[Data extracted from a collection]
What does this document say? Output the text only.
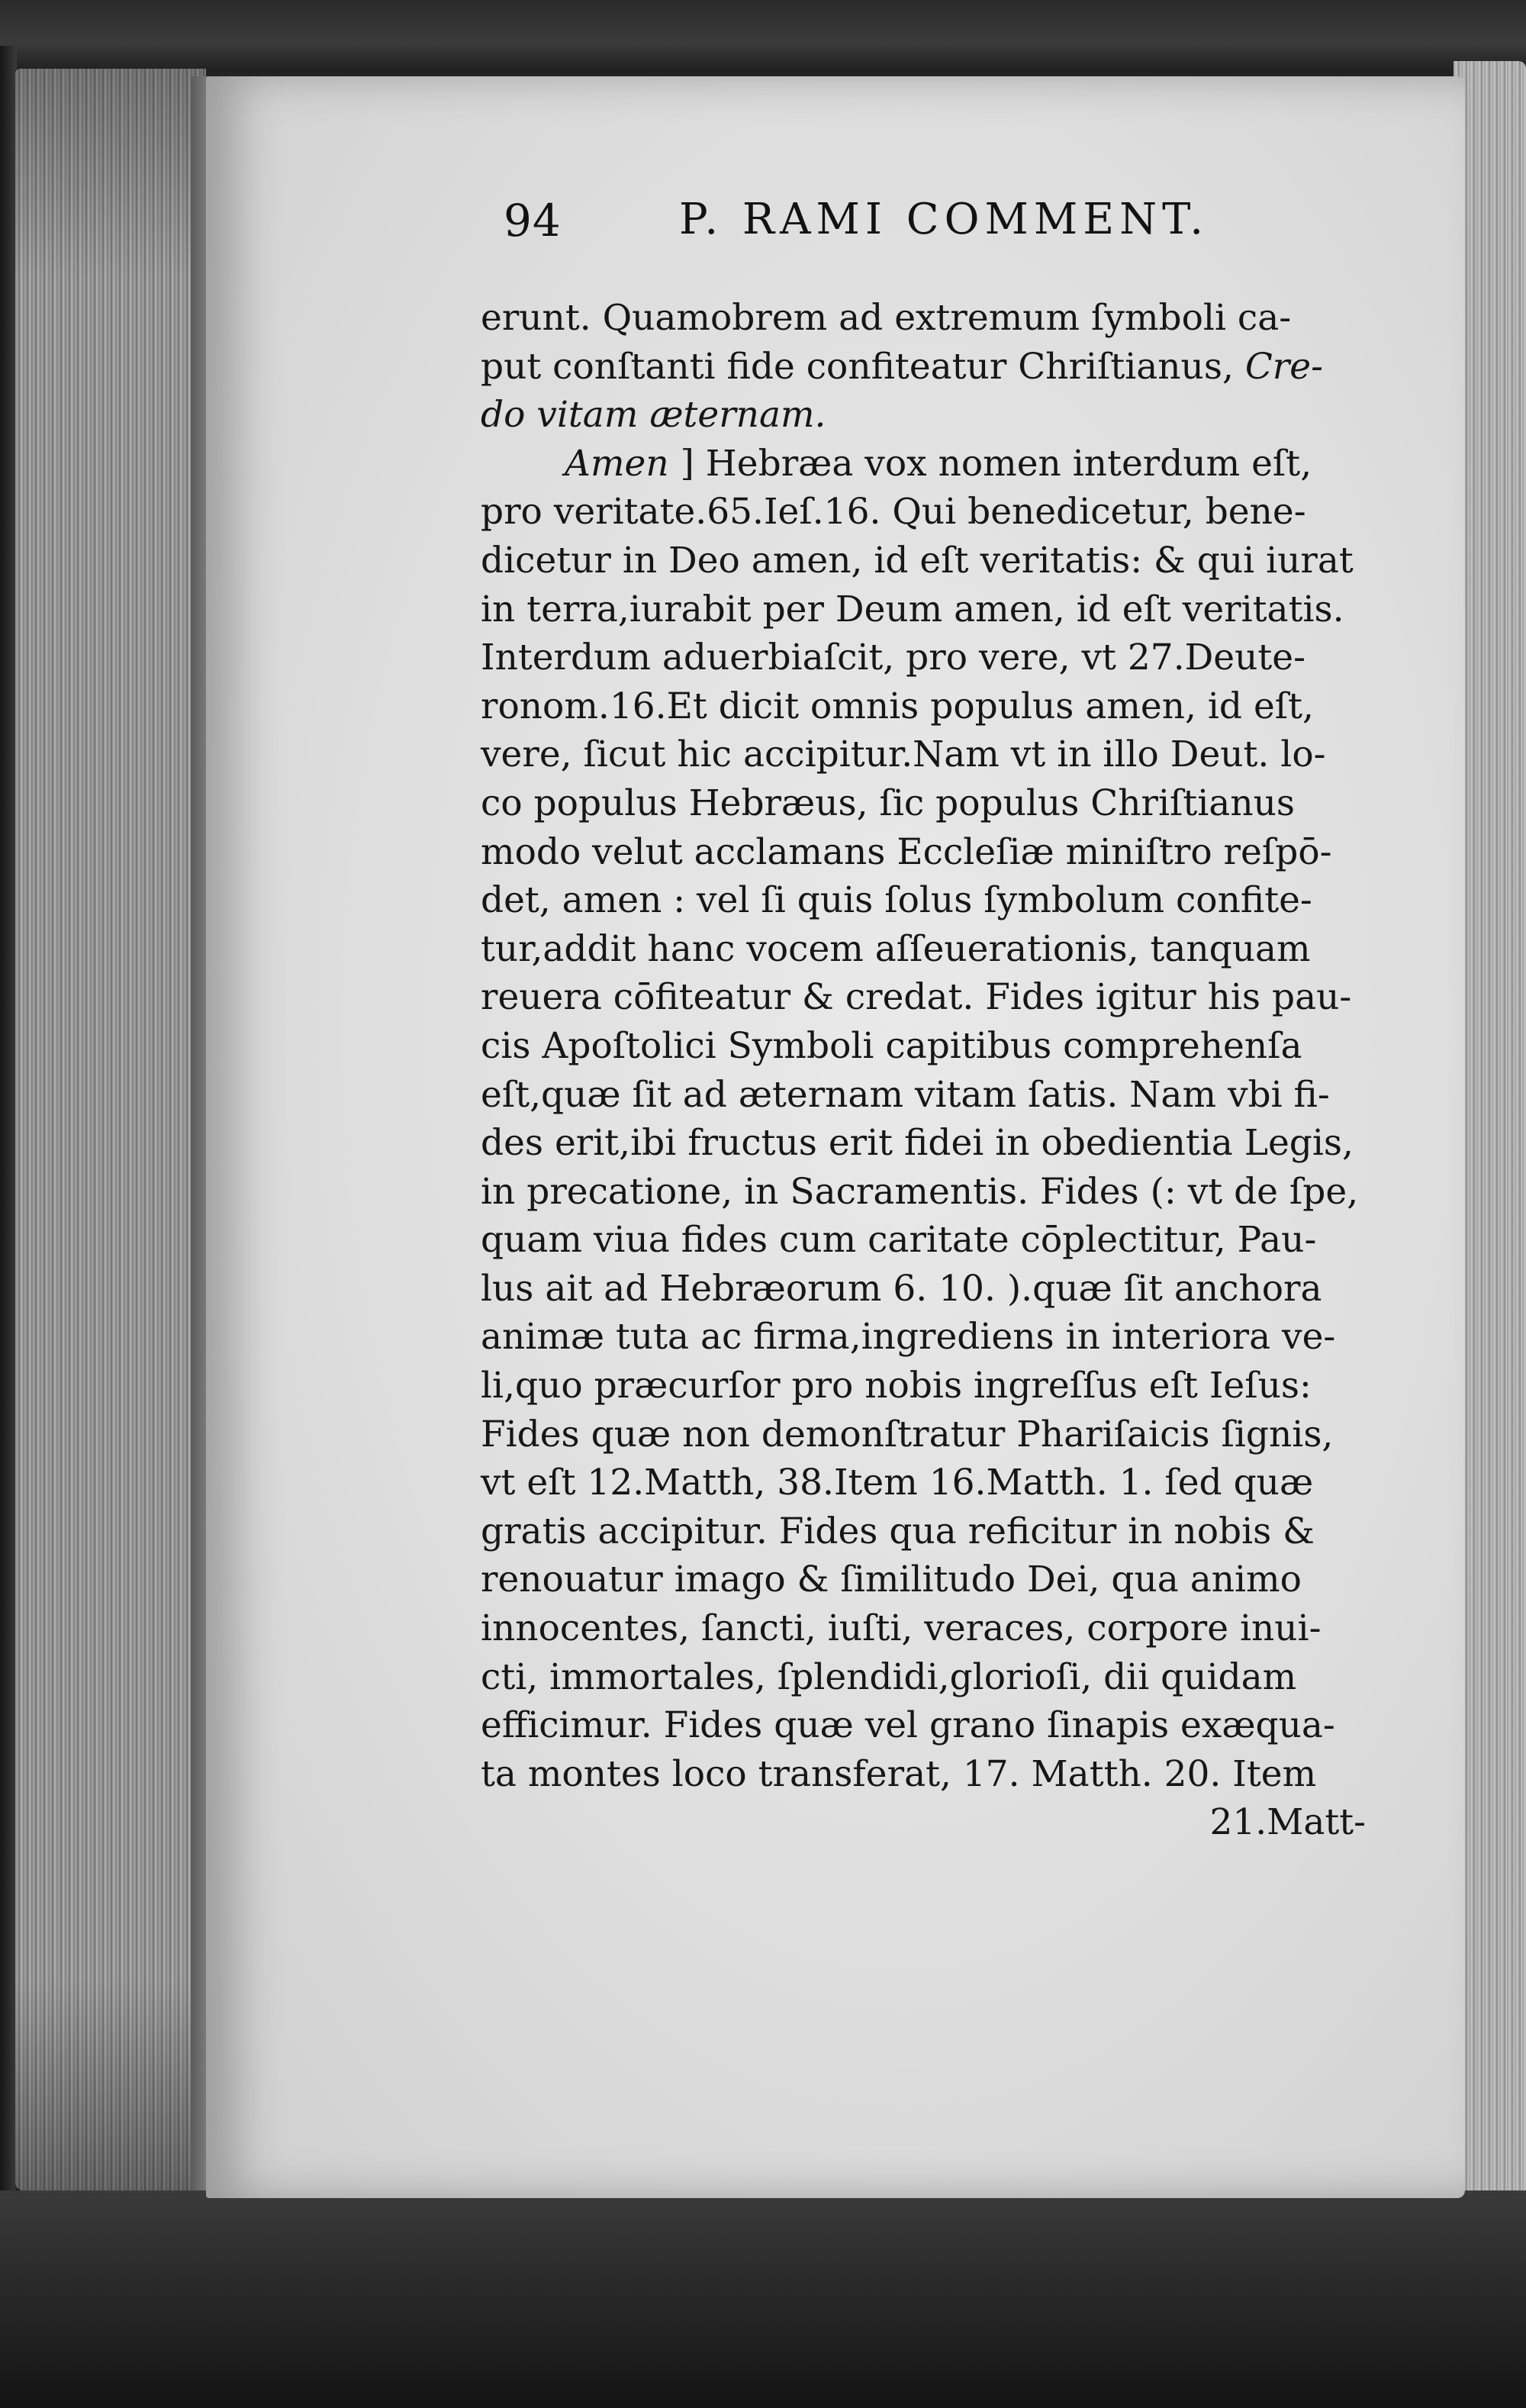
94	P. RAMI COMMENT.
erunt. Quamobrem ad extremum ſymboli ca-
put conſtanti fide confiteatur Chriſtianus, Cre-
do vitam æternam.
Amen ] Hebræa vox nomen interdum eſt,
pro veritate.65.Ieſ.16. Qui benedicetur, bene-
dicetur in Deo amen, id eſt veritatis: & qui iurat
in terra,iurabit per Deum amen, id eſt veritatis.
Interdum aduerbiaſcit, pro vere, vt 27.Deute-
ronom.16.Et dicit omnis populus amen, id eſt,
vere, ſicut hic accipitur.Nam vt in illo Deut. lo-
co populus Hebræus, ſic populus Chriſtianus
modo velut acclamans Eccleſiæ miniſtro reſpō-
det, amen : vel ſi quis ſolus ſymbolum confite-
tur,addit hanc vocem aſſeuerationis, tanquam
reuera cōfiteatur & credat. Fides igitur his pau-
cis Apoſtolici Symboli capitibus comprehenſa
eſt,quæ ſit ad æternam vitam ſatis. Nam vbi fi-
des erit,ibi fructus erit fidei in obedientia Legis,
in precatione, in Sacramentis. Fides (: vt de ſpe,
quam viua fides cum caritate cōplectitur, Pau-
lus ait ad Hebræorum 6. 10. ).quæ ſit anchora
animæ tuta ac firma,ingrediens in interiora ve-
li,quo præcurſor pro nobis ingreſſus eſt Ieſus:
Fides quæ non demonſtratur Phariſaicis ſignis,
vt eſt 12.Matth, 38.Item 16.Matth. 1. ſed quæ
gratis accipitur. Fides qua reficitur in nobis &
renouatur imago & ſimilitudo Dei, qua animo
innocentes, ſancti, iuſti, veraces, corpore inui-
cti, immortales, ſplendidi,glorioſi, dii quidam
efficimur. Fides quæ vel grano ſinapis exæqua-
ta montes loco transferat, 17. Matth. 20. Item
21.Matt-
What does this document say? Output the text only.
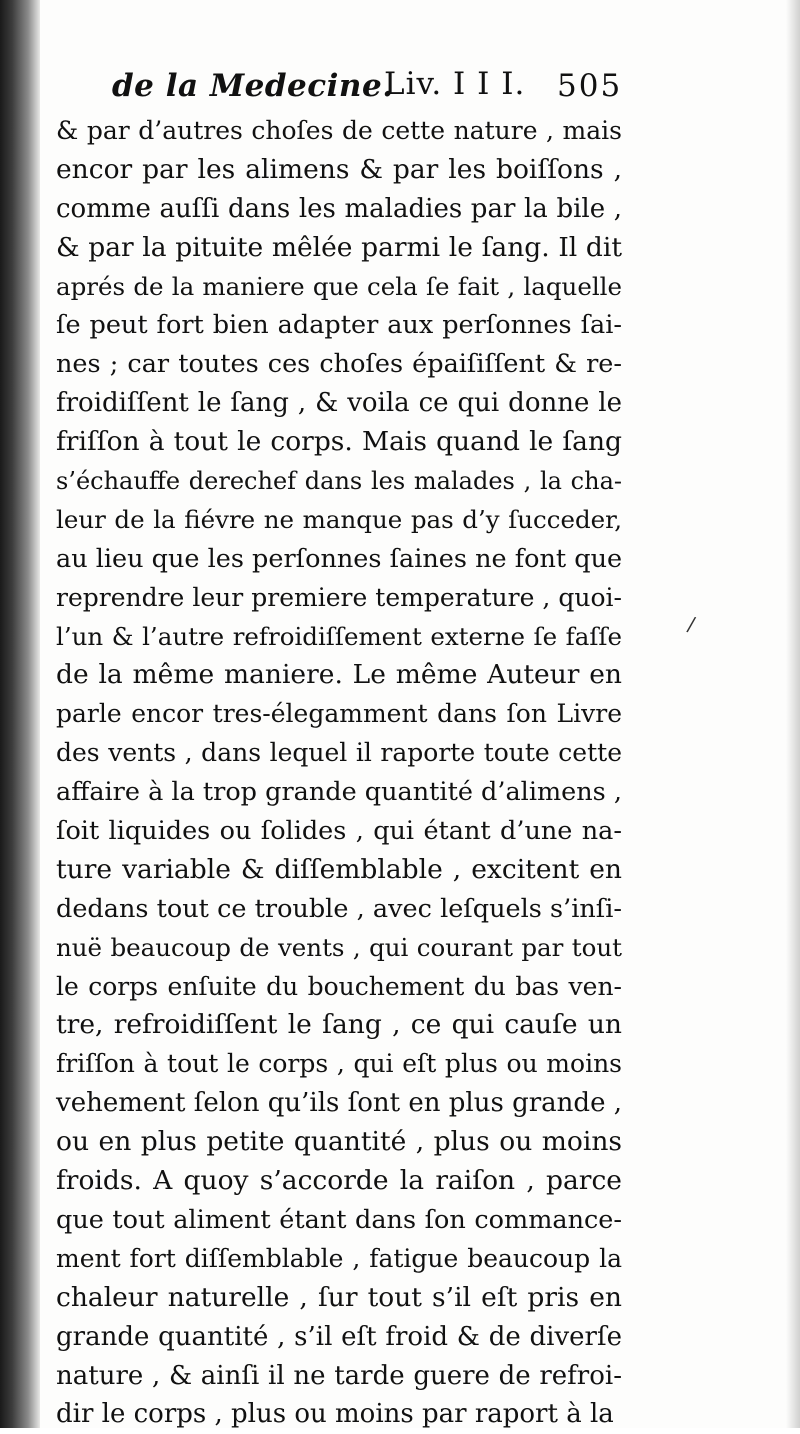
de la Medecine.
Liv. I I I. 505
& par d’autres choſes de cette nature , mais
encor par les alimens & par les boiſſons ,
comme auſſi dans les maladies par la bile ,
& par la pituite mêlée parmi le ſang. Il dit
aprés de la maniere que cela ſe fait , laquelle
ſe peut fort bien adapter aux perſonnes ſai-
nes ; car toutes ces choſes épaiſiſſent & re-
froidiſſent le ſang , & voila ce qui donne le
friſſon à tout le corps. Mais quand le ſang
s’échauffe derechef dans les malades , la cha-
leur de la fiévre ne manque pas d’y ſucceder,
au lieu que les perſonnes ſaines ne font que
reprendre leur premiere temperature , quoi-
l’un & l’autre refroidiſſement externe ſe faſſe
de la même maniere. Le même Auteur en
parle encor tres-élegamment dans ſon Livre
des vents , dans lequel il raporte toute cette
affaire à la trop grande quantité d’alimens ,
ſoit liquides ou ſolides , qui étant d’une na-
ture variable & diſſemblable , excitent en
dedans tout ce trouble , avec leſquels s’inſi-
nuë beaucoup de vents , qui courant par tout
le corps enſuite du bouchement du bas ven-
tre, refroidiſſent le ſang , ce qui cauſe un
friſſon à tout le corps , qui eſt plus ou moins
vehement ſelon qu’ils ſont en plus grande ,
ou en plus petite quantité , plus ou moins
froids. A quoy s’accorde la raiſon , parce
que tout aliment étant dans ſon commance-
ment fort diſſemblable , fatigue beaucoup la
chaleur naturelle , ſur tout s’il eſt pris en
grande quantité , s’il eſt froid & de diverſe
nature , & ainſi il ne tarde guere de refroi-
dir le corps , plus ou moins par raport à la
/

#### EXERCISE DESCRIPTION:
Pull out all lines from the entries above that include the word "encor".

#### RESPONSE TO THIS EXERCISE:
encor par les alimens & par les boiſſons ,
parle encor tres-élegamment dans ſon Livre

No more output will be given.